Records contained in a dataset
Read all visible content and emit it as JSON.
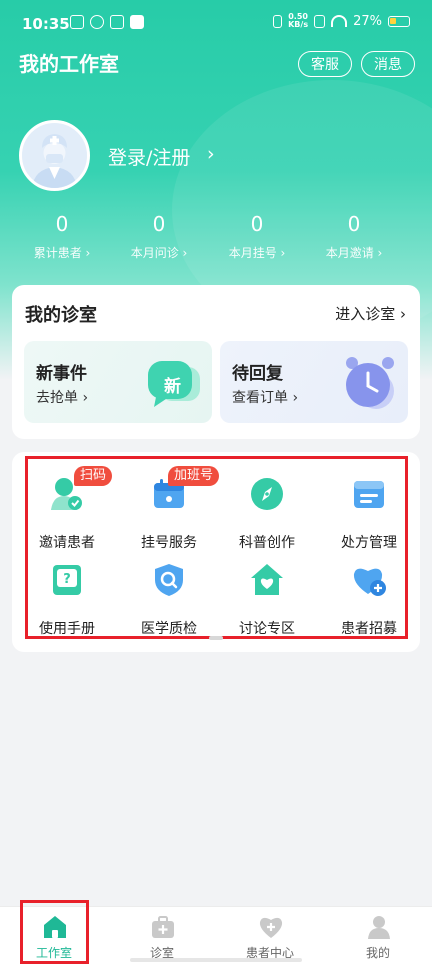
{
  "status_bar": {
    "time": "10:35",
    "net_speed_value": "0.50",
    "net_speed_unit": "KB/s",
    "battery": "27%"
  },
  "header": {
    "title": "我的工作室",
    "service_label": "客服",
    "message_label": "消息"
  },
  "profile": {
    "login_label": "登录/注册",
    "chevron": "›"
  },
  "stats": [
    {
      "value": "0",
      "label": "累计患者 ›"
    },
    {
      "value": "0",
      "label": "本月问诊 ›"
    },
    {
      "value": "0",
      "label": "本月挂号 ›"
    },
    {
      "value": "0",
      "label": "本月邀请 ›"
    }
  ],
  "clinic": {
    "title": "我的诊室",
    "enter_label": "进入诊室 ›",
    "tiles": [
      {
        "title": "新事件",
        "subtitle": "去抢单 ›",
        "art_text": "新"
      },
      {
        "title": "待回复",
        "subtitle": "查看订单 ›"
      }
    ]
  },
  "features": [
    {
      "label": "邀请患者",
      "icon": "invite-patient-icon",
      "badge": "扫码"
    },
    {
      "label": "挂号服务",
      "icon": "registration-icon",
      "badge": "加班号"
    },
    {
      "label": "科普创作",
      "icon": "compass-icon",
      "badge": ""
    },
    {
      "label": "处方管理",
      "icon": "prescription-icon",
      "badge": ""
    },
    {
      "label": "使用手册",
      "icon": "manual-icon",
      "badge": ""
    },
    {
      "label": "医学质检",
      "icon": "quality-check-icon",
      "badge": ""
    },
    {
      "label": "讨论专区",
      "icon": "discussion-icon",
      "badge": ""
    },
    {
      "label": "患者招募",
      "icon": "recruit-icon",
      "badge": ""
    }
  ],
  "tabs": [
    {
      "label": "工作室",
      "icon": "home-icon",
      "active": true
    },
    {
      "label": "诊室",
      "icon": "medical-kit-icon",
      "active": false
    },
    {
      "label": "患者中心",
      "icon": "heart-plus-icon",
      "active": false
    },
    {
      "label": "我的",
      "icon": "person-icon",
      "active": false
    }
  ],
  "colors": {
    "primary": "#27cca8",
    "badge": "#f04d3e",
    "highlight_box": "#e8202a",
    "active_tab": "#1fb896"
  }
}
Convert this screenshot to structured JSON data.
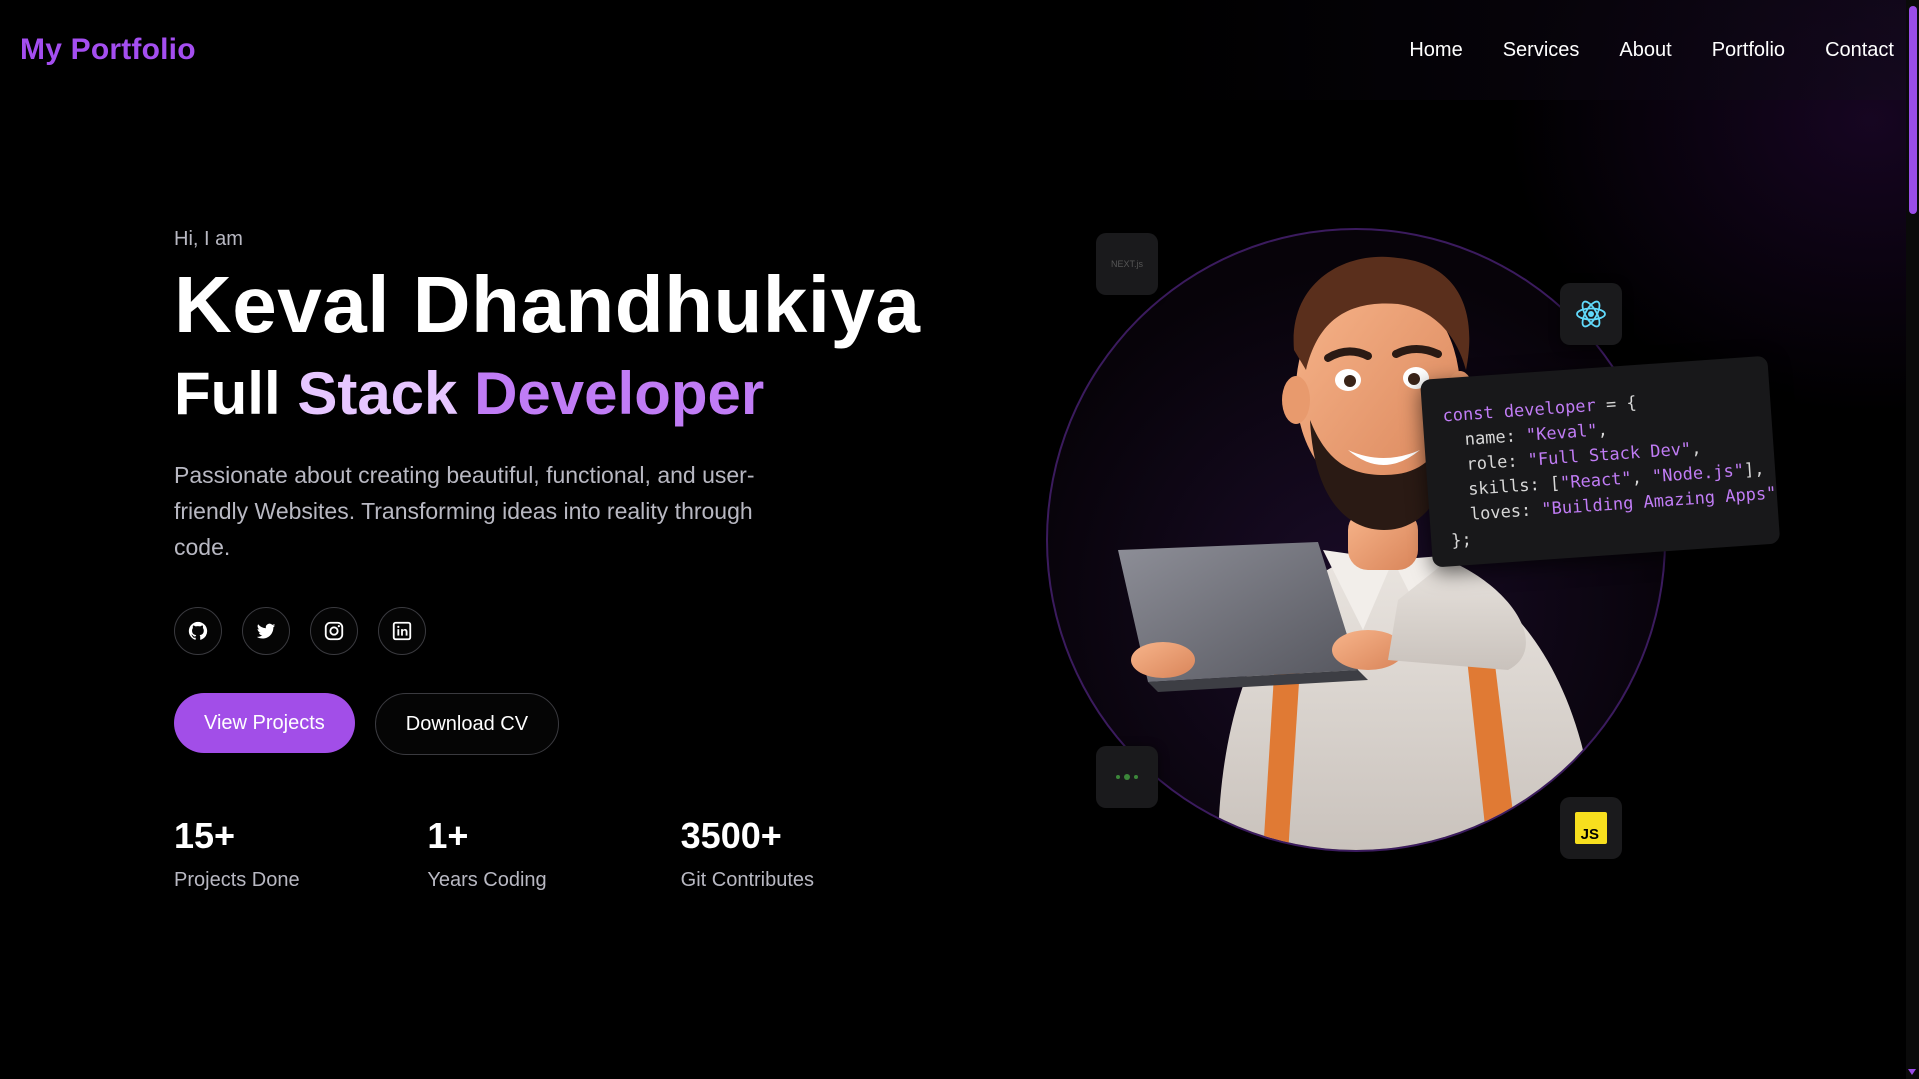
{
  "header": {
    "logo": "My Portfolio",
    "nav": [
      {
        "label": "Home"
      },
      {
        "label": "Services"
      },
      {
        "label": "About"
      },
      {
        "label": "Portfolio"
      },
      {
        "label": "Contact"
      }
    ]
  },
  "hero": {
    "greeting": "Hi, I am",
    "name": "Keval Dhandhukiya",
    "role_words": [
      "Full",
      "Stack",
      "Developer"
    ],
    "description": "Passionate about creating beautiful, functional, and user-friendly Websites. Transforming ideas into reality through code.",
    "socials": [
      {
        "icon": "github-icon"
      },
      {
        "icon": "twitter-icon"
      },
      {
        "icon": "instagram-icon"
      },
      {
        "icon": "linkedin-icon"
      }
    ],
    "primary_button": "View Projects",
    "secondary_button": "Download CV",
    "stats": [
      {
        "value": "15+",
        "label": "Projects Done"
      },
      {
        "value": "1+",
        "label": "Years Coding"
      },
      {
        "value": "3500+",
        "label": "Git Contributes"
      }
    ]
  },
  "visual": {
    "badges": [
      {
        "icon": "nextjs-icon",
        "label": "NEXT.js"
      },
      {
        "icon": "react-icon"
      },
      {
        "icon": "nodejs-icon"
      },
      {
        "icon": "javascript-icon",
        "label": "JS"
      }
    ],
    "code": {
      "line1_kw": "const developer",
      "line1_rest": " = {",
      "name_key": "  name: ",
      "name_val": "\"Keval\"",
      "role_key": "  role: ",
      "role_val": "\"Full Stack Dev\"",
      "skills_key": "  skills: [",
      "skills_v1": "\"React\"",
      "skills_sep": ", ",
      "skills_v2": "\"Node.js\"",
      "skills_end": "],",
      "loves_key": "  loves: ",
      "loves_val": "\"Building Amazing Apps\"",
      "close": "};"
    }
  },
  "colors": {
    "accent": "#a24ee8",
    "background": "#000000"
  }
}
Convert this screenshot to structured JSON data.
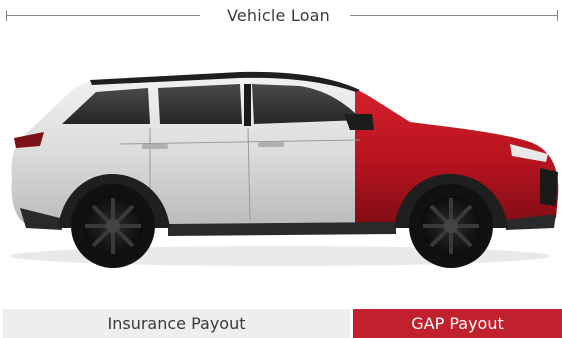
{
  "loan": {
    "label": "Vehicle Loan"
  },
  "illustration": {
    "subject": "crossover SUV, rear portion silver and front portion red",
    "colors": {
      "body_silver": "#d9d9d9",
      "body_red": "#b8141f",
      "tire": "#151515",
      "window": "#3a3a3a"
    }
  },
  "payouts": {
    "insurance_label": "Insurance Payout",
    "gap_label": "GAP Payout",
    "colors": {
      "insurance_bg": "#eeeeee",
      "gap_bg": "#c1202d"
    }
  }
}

What you should do
Pictures appear in the records above. Output everything except them, exactly.

Exercise answer
Read all visible content and emit it as JSON.
{
  "status_bar": {
    "time": "10:35",
    "net_speed_value": "0.50",
    "net_speed_unit": "KB/s",
    "battery": "27%"
  },
  "header": {
    "title": "我的工作室",
    "service_label": "客服",
    "message_label": "消息"
  },
  "profile": {
    "login_label": "登录/注册",
    "chevron": "›"
  },
  "stats": [
    {
      "value": "0",
      "label": "累计患者 ›"
    },
    {
      "value": "0",
      "label": "本月问诊 ›"
    },
    {
      "value": "0",
      "label": "本月挂号 ›"
    },
    {
      "value": "0",
      "label": "本月邀请 ›"
    }
  ],
  "clinic": {
    "title": "我的诊室",
    "enter_label": "进入诊室 ›",
    "tiles": [
      {
        "title": "新事件",
        "subtitle": "去抢单 ›",
        "art_text": "新"
      },
      {
        "title": "待回复",
        "subtitle": "查看订单 ›"
      }
    ]
  },
  "features": [
    {
      "label": "邀请患者",
      "icon": "invite-patient-icon",
      "badge": "扫码"
    },
    {
      "label": "挂号服务",
      "icon": "registration-icon",
      "badge": "加班号"
    },
    {
      "label": "科普创作",
      "icon": "compass-icon",
      "badge": ""
    },
    {
      "label": "处方管理",
      "icon": "prescription-icon",
      "badge": ""
    },
    {
      "label": "使用手册",
      "icon": "manual-icon",
      "badge": ""
    },
    {
      "label": "医学质检",
      "icon": "quality-check-icon",
      "badge": ""
    },
    {
      "label": "讨论专区",
      "icon": "discussion-icon",
      "badge": ""
    },
    {
      "label": "患者招募",
      "icon": "recruit-icon",
      "badge": ""
    }
  ],
  "tabs": [
    {
      "label": "工作室",
      "icon": "home-icon",
      "active": true
    },
    {
      "label": "诊室",
      "icon": "medical-kit-icon",
      "active": false
    },
    {
      "label": "患者中心",
      "icon": "heart-plus-icon",
      "active": false
    },
    {
      "label": "我的",
      "icon": "person-icon",
      "active": false
    }
  ],
  "colors": {
    "primary": "#27cca8",
    "badge": "#f04d3e",
    "highlight_box": "#e8202a",
    "active_tab": "#1fb896"
  }
}
Convert this screenshot to structured JSON data.
{
  "header": {
    "logo": "My Portfolio",
    "nav": [
      {
        "label": "Home"
      },
      {
        "label": "Services"
      },
      {
        "label": "About"
      },
      {
        "label": "Portfolio"
      },
      {
        "label": "Contact"
      }
    ]
  },
  "hero": {
    "greeting": "Hi, I am",
    "name": "Keval Dhandhukiya",
    "role_words": [
      "Full",
      "Stack",
      "Developer"
    ],
    "description": "Passionate about creating beautiful, functional, and user-friendly Websites. Transforming ideas into reality through code.",
    "socials": [
      {
        "icon": "github-icon"
      },
      {
        "icon": "twitter-icon"
      },
      {
        "icon": "instagram-icon"
      },
      {
        "icon": "linkedin-icon"
      }
    ],
    "primary_button": "View Projects",
    "secondary_button": "Download CV",
    "stats": [
      {
        "value": "15+",
        "label": "Projects Done"
      },
      {
        "value": "1+",
        "label": "Years Coding"
      },
      {
        "value": "3500+",
        "label": "Git Contributes"
      }
    ]
  },
  "visual": {
    "badges": [
      {
        "icon": "nextjs-icon",
        "label": "NEXT.js"
      },
      {
        "icon": "react-icon"
      },
      {
        "icon": "nodejs-icon"
      },
      {
        "icon": "javascript-icon",
        "label": "JS"
      }
    ],
    "code": {
      "line1_kw": "const developer",
      "line1_rest": " = {",
      "name_key": "  name: ",
      "name_val": "\"Keval\"",
      "role_key": "  role: ",
      "role_val": "\"Full Stack Dev\"",
      "skills_key": "  skills: [",
      "skills_v1": "\"React\"",
      "skills_sep": ", ",
      "skills_v2": "\"Node.js\"",
      "skills_end": "],",
      "loves_key": "  loves: ",
      "loves_val": "\"Building Amazing Apps\"",
      "close": "};"
    }
  },
  "colors": {
    "accent": "#a24ee8",
    "background": "#000000"
  }
}
Convert this screenshot to structured JSON data.
{
  "loan": {
    "label": "Vehicle Loan"
  },
  "illustration": {
    "subject": "crossover SUV, rear portion silver and front portion red",
    "colors": {
      "body_silver": "#d9d9d9",
      "body_red": "#b8141f",
      "tire": "#151515",
      "window": "#3a3a3a"
    }
  },
  "payouts": {
    "insurance_label": "Insurance Payout",
    "gap_label": "GAP Payout",
    "colors": {
      "insurance_bg": "#eeeeee",
      "gap_bg": "#c1202d"
    }
  }
}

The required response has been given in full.